Source records
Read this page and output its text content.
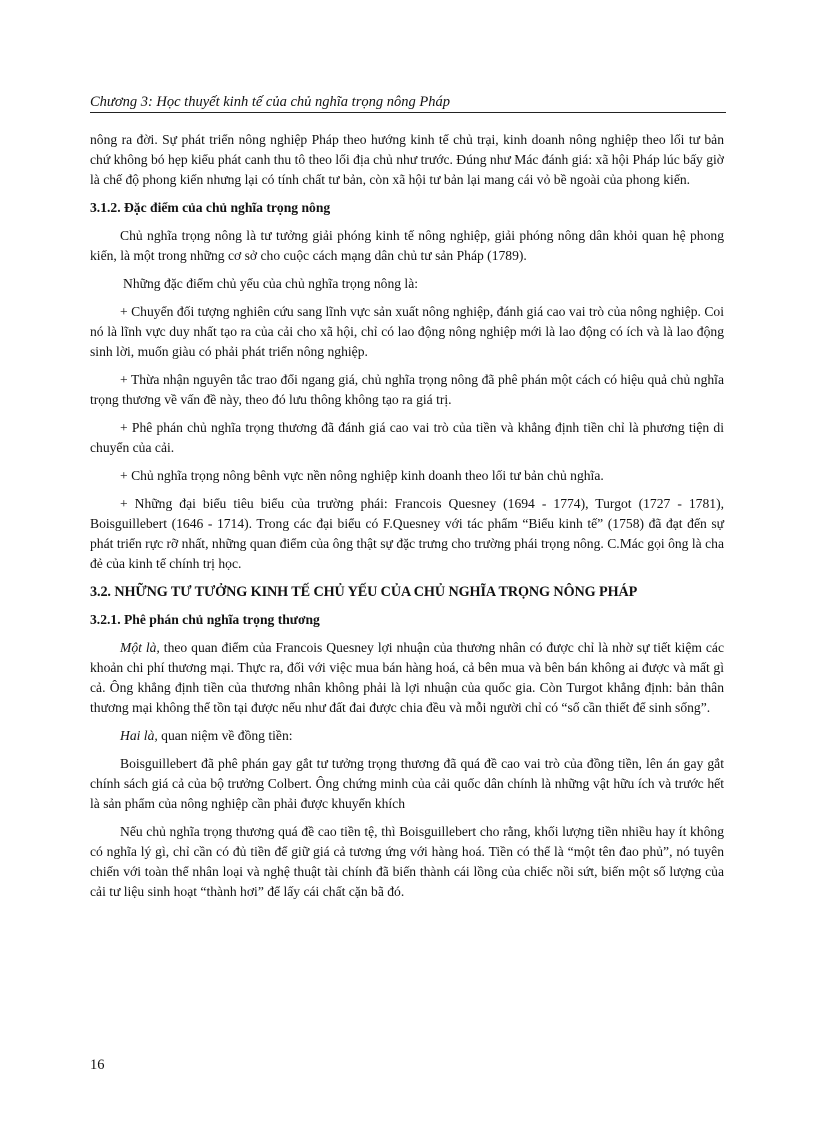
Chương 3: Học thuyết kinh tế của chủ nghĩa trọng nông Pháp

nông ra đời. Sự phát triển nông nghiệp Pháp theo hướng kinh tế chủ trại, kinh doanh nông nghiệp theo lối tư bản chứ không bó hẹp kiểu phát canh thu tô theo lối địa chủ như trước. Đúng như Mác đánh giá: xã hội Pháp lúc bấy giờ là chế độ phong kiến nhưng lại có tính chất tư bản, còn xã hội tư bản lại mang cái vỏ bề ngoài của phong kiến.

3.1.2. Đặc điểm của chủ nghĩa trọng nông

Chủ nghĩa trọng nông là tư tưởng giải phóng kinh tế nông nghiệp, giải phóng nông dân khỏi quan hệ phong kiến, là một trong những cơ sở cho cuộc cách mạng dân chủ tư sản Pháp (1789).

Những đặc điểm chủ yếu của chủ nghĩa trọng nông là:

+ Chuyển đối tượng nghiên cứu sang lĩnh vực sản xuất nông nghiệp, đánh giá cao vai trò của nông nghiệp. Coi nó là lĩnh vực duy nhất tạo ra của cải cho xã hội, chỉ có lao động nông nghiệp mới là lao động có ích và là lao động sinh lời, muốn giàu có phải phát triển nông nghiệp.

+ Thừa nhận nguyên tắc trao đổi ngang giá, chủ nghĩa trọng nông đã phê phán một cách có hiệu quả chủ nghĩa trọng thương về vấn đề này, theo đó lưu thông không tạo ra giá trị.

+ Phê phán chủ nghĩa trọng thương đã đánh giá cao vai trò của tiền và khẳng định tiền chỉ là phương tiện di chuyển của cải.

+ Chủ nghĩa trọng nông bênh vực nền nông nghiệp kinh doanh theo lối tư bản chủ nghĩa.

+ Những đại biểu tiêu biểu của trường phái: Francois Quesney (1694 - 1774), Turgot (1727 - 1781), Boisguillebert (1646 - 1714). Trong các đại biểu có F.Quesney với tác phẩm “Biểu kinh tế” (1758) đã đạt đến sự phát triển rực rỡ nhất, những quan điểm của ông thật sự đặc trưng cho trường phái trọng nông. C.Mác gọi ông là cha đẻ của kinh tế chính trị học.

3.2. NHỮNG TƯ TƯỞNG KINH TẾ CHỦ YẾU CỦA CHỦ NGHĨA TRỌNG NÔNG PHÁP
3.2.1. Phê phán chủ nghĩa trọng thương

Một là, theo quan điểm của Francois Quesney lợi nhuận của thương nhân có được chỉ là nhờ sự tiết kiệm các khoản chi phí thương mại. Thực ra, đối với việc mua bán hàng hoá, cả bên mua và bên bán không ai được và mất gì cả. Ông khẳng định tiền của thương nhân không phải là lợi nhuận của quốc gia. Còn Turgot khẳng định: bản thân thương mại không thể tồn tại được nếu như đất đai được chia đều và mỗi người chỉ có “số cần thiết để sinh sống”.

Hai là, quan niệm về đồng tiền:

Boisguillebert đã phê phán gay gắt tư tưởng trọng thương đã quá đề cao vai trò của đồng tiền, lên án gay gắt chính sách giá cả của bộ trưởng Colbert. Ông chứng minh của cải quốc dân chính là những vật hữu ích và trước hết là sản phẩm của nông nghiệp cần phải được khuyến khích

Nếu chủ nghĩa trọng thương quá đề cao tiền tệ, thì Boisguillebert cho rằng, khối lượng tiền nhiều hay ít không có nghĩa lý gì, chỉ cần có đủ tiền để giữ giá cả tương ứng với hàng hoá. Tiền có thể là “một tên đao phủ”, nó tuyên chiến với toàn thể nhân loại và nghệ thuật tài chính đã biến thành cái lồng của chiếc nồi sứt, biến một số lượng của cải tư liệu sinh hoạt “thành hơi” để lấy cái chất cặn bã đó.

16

What this task involves: In the listing above, locate each line with "Francois" and copy it.

Final answer:
+ Những đại biểu tiêu biểu của trường phái: Francois Quesney (1694 - 1774), Turgot (1727 - 1781), Boisguillebert (1646 - 1714). Trong các đại biểu có F.Quesney với tác phẩm “Biểu kinh tế” (1758) đã đạt đến sự phát triển rực rỡ nhất, những quan điểm của ông thật sự đặc trưng cho trường phái trọng nông. C.Mác gọi ông là cha đẻ của kinh tế chính trị học.
Một là, theo quan điểm của Francois Quesney lợi nhuận của thương nhân có được chỉ là nhờ sự tiết kiệm các khoản chi phí thương mại. Thực ra, đối với việc mua bán hàng hoá, cả bên mua và bên bán không ai được và mất gì cả. Ông khẳng định tiền của thương nhân không phải là lợi nhuận của quốc gia. Còn Turgot khẳng định: bản thân thương mại không thể tồn tại được nếu như đất đai được chia đều và mỗi người chỉ có “số cần thiết để sinh sống”.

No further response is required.